■ **Set problem**
List all lines in the material below that contain "partes".

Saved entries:
↓↓↓
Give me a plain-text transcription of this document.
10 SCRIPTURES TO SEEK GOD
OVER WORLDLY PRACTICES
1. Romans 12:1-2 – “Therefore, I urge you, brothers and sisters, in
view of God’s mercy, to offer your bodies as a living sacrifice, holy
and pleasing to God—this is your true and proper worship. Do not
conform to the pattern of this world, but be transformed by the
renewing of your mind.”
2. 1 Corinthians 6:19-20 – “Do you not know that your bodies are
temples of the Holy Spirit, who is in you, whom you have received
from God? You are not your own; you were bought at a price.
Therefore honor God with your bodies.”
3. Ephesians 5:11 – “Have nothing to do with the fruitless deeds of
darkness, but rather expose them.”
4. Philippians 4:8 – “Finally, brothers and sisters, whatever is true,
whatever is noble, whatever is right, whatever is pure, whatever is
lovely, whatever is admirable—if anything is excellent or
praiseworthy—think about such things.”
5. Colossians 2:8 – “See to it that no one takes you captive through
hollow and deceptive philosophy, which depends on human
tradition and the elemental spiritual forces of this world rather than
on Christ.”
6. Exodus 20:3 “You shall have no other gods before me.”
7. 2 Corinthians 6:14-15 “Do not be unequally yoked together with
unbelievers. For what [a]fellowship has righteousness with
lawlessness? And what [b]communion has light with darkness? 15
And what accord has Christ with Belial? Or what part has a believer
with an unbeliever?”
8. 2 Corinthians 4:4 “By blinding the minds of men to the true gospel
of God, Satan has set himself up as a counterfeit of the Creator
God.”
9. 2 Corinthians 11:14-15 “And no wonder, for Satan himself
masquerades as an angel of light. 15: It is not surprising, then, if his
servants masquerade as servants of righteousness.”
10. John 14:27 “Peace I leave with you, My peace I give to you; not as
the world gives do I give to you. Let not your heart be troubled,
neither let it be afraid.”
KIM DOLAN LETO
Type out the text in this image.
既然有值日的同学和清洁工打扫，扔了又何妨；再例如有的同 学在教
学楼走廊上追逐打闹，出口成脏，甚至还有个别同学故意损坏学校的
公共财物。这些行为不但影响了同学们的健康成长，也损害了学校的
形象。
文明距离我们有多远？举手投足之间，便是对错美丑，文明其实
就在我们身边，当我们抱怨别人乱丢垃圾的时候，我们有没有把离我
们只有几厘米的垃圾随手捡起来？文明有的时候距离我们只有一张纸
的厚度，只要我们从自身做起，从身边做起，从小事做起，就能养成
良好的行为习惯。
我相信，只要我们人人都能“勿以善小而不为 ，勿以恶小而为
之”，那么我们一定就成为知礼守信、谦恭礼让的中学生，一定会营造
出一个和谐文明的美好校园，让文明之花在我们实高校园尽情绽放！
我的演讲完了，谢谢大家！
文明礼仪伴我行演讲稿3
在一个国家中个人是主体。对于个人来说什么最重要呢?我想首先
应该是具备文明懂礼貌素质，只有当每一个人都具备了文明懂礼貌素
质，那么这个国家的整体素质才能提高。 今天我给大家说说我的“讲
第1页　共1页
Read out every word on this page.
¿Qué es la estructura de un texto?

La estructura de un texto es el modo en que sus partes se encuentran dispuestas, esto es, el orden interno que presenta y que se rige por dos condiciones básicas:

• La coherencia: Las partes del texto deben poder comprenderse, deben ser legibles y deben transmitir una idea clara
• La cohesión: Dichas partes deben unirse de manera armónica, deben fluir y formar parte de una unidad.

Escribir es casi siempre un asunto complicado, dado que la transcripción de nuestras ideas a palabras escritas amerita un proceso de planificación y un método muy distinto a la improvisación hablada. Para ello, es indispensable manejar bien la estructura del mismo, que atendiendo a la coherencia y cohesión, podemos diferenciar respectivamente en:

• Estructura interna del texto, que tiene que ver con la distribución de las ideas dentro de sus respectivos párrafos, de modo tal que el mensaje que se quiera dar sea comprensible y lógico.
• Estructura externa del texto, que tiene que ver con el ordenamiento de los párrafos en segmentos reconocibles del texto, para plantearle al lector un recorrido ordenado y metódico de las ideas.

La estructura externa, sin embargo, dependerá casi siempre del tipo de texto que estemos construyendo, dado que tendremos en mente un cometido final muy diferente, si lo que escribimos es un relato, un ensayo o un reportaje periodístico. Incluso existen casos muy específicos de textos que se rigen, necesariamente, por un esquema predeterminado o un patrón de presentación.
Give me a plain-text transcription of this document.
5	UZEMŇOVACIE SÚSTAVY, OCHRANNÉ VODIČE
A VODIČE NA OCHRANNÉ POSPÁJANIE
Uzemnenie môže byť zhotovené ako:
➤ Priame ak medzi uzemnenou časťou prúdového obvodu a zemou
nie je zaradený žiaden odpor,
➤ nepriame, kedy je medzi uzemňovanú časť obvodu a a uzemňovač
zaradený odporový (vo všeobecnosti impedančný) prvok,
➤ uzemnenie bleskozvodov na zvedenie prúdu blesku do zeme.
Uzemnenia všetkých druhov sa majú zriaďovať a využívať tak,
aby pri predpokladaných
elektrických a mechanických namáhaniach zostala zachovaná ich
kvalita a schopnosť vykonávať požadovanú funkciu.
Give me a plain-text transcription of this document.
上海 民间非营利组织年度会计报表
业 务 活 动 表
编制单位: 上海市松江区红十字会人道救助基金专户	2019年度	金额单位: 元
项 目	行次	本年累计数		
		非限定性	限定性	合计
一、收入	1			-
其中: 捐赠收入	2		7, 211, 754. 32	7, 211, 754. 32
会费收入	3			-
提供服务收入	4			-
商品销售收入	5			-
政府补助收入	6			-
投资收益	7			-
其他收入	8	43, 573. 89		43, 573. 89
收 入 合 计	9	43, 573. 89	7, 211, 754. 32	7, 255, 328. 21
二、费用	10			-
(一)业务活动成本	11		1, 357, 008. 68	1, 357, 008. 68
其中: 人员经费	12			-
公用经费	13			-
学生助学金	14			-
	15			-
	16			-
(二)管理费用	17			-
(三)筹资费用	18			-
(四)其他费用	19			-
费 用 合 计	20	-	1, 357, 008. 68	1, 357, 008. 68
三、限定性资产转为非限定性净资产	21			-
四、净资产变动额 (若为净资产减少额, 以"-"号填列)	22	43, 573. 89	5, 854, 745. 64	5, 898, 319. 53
↑↑↑
■ **Task solution**
La estructura de un texto es el modo en que sus partes se encuentran dispuestas, esto es, el orden interno que presenta y que se rige por dos condiciones básicas:
• La coherencia: Las partes del texto deben poder comprenderse, deben ser legibles y deben transmitir una idea clara
• La cohesión: Dichas partes deben unirse de manera armónica, deben fluir y formar parte de una unidad.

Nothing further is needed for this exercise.